Only a number is wanted: how many lines in these records contain the word "background"?

EXTRACTED RECORDS:
------

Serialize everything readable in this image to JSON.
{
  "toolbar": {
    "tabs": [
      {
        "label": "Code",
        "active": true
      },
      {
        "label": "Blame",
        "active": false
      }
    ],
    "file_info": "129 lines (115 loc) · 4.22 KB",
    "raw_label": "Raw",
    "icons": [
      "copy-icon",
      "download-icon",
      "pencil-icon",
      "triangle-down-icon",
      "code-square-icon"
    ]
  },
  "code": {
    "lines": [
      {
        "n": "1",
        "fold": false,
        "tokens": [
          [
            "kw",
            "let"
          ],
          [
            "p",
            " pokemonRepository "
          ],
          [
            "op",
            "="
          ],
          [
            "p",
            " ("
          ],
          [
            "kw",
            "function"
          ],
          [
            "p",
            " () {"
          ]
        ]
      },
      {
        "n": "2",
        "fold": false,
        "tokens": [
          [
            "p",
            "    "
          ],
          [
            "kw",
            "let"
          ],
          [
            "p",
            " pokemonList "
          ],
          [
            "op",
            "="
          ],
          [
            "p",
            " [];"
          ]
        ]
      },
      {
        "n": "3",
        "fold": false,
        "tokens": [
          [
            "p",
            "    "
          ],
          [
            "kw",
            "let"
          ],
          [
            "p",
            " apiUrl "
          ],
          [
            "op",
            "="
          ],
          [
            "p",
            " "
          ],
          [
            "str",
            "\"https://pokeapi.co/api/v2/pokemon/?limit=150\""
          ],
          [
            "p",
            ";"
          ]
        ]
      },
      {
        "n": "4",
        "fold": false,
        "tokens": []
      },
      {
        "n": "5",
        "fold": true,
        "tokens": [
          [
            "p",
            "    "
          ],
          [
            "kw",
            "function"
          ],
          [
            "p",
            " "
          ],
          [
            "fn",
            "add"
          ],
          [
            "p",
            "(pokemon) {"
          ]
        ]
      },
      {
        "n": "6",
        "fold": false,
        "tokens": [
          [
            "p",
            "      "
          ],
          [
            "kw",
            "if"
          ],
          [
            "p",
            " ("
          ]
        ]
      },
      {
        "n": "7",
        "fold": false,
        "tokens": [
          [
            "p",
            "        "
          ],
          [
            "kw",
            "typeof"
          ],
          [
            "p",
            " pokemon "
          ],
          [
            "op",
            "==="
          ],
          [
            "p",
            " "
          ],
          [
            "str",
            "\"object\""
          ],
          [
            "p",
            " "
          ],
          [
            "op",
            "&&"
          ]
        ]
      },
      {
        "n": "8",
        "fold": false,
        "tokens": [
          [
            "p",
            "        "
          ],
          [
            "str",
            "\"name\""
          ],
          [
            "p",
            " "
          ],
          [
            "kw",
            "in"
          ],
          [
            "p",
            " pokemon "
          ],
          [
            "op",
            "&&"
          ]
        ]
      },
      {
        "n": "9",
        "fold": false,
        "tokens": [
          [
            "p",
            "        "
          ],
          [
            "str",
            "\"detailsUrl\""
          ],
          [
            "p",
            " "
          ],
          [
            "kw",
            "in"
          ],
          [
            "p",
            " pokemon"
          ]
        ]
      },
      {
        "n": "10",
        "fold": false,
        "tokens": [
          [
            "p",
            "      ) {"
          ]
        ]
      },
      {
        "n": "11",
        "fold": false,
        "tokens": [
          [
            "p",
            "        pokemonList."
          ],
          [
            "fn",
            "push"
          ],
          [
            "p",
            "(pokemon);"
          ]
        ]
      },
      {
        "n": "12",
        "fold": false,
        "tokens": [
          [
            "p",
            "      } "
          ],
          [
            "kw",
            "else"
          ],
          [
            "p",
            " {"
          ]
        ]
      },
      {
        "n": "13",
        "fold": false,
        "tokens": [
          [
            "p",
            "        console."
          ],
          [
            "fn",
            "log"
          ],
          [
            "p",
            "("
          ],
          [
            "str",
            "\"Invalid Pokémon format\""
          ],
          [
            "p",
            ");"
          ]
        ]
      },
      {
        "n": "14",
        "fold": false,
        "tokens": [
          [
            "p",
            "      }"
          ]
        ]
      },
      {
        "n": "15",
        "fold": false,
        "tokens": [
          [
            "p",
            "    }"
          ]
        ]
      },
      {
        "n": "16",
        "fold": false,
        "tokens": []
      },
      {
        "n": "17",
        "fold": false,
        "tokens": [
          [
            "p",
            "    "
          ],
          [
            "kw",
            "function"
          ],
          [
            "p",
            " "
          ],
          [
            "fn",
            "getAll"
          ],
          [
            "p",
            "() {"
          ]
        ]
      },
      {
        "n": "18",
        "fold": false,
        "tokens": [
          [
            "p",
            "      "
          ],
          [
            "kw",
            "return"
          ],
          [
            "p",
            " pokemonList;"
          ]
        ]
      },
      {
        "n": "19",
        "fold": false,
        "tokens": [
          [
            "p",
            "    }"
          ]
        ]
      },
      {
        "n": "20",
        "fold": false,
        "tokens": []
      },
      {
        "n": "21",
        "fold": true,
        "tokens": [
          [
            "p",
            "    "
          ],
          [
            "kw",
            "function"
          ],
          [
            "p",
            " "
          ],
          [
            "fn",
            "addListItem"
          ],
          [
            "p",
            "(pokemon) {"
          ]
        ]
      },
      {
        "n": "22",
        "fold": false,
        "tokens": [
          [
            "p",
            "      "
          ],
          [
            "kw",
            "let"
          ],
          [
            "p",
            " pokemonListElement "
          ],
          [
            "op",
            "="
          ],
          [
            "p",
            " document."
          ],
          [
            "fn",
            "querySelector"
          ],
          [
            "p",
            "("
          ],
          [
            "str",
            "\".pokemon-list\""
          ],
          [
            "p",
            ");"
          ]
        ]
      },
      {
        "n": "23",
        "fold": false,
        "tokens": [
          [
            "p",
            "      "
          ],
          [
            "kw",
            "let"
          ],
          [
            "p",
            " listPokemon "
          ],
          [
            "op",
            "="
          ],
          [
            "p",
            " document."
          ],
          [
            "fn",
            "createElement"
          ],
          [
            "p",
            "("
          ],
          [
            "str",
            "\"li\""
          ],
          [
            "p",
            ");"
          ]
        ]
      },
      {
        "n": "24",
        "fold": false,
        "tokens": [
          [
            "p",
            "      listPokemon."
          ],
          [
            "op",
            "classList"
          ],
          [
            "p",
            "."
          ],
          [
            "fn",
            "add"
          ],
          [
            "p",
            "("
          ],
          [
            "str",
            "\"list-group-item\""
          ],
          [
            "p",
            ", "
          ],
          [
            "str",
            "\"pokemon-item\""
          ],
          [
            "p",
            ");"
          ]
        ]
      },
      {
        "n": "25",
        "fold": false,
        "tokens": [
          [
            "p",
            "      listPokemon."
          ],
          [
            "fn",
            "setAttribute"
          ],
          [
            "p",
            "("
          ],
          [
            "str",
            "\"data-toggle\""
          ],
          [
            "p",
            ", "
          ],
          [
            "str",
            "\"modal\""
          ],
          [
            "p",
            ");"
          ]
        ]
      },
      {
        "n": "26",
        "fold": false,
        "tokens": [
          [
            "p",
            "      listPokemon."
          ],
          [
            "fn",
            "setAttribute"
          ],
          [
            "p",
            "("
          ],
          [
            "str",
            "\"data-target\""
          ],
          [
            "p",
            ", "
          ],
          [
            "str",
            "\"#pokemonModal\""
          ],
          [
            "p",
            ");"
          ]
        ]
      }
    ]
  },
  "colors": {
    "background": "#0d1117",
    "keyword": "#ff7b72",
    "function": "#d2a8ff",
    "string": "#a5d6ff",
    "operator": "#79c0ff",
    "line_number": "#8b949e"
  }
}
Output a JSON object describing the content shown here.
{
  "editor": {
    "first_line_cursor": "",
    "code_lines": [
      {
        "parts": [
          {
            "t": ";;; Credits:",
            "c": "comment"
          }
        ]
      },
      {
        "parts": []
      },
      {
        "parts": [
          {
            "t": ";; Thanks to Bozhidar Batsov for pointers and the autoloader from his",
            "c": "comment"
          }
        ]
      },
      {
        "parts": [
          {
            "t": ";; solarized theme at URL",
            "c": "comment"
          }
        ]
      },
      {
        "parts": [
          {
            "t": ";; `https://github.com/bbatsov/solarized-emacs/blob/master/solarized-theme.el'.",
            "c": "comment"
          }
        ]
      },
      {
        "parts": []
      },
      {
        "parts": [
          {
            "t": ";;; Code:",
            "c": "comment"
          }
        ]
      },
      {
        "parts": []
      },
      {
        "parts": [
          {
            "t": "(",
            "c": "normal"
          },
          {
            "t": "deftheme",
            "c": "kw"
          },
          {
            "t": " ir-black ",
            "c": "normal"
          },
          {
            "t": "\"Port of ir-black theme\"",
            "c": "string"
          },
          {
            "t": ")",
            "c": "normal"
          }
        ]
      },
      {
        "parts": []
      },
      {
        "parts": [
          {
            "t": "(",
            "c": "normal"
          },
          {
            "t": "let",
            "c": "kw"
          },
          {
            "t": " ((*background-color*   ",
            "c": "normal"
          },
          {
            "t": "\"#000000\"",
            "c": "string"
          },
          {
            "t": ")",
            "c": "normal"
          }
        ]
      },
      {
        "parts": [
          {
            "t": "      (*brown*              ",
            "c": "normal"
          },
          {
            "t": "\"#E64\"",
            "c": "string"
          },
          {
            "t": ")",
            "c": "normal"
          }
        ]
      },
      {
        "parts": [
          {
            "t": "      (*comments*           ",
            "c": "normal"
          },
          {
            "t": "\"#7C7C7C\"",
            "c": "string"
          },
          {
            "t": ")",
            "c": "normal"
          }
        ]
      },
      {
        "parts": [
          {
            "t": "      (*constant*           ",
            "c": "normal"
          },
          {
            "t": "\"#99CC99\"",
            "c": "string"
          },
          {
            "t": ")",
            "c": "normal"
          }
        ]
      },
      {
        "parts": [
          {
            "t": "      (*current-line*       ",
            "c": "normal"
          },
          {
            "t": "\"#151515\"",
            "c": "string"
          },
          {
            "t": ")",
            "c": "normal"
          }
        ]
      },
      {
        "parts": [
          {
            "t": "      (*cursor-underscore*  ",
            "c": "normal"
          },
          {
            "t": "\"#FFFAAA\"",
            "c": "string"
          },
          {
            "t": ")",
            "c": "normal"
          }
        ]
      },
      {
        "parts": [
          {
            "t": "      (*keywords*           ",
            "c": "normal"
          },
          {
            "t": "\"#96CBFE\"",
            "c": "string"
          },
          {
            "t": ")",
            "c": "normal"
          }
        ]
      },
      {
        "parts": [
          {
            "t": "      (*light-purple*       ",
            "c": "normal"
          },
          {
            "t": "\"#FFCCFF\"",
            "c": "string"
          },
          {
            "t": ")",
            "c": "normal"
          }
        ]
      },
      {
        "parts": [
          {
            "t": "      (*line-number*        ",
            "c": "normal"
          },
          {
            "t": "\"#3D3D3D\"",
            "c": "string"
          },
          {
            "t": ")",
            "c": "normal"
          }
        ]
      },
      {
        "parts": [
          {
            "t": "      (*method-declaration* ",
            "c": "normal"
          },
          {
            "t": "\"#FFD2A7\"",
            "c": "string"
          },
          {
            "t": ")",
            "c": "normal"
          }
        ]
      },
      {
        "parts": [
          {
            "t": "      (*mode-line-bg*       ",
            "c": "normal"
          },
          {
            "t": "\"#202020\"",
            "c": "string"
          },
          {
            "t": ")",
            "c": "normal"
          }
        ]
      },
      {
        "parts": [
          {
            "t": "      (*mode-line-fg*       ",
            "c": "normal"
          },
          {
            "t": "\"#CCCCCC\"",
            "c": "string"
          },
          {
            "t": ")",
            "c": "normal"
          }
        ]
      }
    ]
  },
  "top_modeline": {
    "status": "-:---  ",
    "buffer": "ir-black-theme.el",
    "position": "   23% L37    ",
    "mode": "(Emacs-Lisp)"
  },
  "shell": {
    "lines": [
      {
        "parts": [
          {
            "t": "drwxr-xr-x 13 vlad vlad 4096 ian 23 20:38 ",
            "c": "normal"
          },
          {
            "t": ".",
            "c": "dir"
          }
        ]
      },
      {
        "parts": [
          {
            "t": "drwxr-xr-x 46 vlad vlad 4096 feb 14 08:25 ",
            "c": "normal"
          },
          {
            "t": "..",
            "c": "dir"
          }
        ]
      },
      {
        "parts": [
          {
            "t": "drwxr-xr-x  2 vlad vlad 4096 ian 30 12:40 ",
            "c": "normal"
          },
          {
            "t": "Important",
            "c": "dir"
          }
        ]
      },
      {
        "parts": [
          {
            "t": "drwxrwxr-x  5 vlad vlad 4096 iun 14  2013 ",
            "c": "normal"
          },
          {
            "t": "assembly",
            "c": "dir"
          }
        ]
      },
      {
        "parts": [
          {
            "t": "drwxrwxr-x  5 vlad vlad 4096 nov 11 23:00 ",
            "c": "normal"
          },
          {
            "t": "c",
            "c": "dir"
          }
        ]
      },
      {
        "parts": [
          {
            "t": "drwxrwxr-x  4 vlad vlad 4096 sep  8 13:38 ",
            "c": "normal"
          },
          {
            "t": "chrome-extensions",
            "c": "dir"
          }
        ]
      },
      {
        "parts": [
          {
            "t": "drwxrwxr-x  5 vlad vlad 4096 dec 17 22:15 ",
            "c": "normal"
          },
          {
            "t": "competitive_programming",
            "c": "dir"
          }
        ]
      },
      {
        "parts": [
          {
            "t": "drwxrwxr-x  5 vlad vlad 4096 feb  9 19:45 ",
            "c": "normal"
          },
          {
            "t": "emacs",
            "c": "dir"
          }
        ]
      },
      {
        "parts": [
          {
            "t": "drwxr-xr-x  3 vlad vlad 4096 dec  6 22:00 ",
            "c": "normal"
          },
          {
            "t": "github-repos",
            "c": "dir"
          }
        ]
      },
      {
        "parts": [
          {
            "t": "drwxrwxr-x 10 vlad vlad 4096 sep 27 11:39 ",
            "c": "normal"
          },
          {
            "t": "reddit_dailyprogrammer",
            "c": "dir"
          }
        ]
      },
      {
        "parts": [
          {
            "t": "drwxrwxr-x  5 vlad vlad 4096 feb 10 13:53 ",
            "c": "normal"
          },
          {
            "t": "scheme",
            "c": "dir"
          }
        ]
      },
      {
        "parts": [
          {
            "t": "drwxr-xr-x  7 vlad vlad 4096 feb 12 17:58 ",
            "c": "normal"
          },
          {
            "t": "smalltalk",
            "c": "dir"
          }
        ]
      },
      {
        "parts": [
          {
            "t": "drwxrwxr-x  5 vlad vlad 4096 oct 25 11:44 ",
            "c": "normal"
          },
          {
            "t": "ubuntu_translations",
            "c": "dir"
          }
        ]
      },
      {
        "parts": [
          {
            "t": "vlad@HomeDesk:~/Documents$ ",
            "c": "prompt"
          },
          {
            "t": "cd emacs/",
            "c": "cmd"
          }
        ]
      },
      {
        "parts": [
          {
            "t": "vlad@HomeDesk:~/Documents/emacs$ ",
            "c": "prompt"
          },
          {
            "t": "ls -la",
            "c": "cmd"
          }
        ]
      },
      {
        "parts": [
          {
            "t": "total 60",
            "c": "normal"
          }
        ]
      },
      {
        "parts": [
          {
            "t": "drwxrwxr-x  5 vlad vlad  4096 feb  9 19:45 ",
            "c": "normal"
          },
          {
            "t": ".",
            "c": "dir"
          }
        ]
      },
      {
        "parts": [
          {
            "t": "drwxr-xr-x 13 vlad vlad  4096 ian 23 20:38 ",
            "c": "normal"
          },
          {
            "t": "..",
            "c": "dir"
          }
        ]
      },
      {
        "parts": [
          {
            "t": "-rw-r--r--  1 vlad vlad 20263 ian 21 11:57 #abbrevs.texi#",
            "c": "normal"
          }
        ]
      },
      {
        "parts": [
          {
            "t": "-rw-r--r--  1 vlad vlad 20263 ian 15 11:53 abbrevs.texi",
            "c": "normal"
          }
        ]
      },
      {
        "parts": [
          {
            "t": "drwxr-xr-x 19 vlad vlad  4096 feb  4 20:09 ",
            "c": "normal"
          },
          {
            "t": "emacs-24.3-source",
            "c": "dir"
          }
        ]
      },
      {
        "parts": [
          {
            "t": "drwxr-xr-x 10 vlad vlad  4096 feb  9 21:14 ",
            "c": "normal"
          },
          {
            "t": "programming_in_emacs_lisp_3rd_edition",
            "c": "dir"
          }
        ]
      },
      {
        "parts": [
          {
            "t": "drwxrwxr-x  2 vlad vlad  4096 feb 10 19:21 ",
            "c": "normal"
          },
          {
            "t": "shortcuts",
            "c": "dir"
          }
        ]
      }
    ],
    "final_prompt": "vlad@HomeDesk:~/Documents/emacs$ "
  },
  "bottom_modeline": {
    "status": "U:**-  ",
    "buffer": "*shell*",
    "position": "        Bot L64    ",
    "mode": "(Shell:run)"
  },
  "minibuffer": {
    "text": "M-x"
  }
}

------

ANSWER:
2